§ Set task:
Could you repeat every one of the entries below word for word, keeping each line as it appears?
----
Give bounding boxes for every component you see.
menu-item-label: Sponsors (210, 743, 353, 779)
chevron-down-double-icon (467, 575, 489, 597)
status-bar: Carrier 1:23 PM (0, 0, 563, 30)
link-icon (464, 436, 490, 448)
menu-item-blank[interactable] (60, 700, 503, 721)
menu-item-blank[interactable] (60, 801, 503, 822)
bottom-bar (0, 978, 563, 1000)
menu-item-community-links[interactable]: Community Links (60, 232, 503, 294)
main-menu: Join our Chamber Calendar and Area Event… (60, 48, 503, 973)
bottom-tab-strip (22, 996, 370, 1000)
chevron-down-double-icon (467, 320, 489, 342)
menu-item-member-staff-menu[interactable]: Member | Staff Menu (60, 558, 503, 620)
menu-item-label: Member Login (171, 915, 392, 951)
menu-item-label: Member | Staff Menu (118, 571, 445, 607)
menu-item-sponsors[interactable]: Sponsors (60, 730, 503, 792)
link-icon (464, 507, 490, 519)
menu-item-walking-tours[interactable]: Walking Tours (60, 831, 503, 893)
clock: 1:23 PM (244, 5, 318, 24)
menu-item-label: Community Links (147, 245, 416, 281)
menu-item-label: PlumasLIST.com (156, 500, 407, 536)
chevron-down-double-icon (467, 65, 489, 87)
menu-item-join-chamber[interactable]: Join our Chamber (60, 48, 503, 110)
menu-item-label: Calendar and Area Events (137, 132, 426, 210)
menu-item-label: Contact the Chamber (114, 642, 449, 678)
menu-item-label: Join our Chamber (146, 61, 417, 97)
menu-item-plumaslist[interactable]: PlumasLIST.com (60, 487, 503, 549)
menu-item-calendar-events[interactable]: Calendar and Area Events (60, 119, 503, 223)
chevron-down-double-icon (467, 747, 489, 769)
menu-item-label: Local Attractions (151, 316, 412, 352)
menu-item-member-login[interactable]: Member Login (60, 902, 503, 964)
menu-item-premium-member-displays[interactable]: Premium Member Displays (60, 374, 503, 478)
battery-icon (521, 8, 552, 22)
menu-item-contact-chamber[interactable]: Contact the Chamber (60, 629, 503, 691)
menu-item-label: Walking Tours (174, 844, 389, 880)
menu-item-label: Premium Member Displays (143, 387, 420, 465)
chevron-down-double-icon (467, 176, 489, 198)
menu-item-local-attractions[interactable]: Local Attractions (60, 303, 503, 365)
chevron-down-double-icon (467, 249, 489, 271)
----
§ Output of the exercise:
Give bounding boxes for every component you see.
menu-item-label: Sponsors (210, 743, 353, 779)
chevron-down-double-icon (467, 575, 489, 597)
status-bar: Carrier 1:23 PM (0, 0, 563, 30)
link-icon (464, 436, 490, 448)
menu-item-blank[interactable] (60, 700, 503, 721)
menu-item-blank[interactable] (60, 801, 503, 822)
bottom-bar (0, 978, 563, 1000)
menu-item-community-links[interactable]: Community Links (60, 232, 503, 294)
main-menu: Join our Chamber Calendar and Area Event… (60, 48, 503, 973)
bottom-tab-strip (22, 996, 370, 1000)
chevron-down-double-icon (467, 320, 489, 342)
menu-item-member-staff-menu[interactable]: Member | Staff Menu (60, 558, 503, 620)
menu-item-label: Member Login (171, 915, 392, 951)
menu-item-label: Member | Staff Menu (118, 571, 445, 607)
menu-item-sponsors[interactable]: Sponsors (60, 730, 503, 792)
link-icon (464, 507, 490, 519)
menu-item-walking-tours[interactable]: Walking Tours (60, 831, 503, 893)
clock: 1:23 PM (244, 5, 318, 24)
menu-item-label: Community Links (147, 245, 416, 281)
menu-item-label: PlumasLIST.com (156, 500, 407, 536)
chevron-down-double-icon (467, 65, 489, 87)
menu-item-join-chamber[interactable]: Join our Chamber (60, 48, 503, 110)
menu-item-label: Calendar and Area Events (137, 132, 426, 210)
menu-item-label: Contact the Chamber (114, 642, 449, 678)
menu-item-label: Join our Chamber (146, 61, 417, 97)
menu-item-plumaslist[interactable]: PlumasLIST.com (60, 487, 503, 549)
menu-item-calendar-events[interactable]: Calendar and Area Events (60, 119, 503, 223)
chevron-down-double-icon (467, 747, 489, 769)
menu-item-label: Local Attractions (151, 316, 412, 352)
menu-item-member-login[interactable]: Member Login (60, 902, 503, 964)
menu-item-premium-member-displays[interactable]: Premium Member Displays (60, 374, 503, 478)
battery-icon (521, 8, 552, 22)
menu-item-contact-chamber[interactable]: Contact the Chamber (60, 629, 503, 691)
menu-item-label: Walking Tours (174, 844, 389, 880)
menu-item-label: Premium Member Displays (143, 387, 420, 465)
chevron-down-double-icon (467, 176, 489, 198)
menu-item-local-attractions[interactable]: Local Attractions (60, 303, 503, 365)
chevron-down-double-icon (467, 249, 489, 271)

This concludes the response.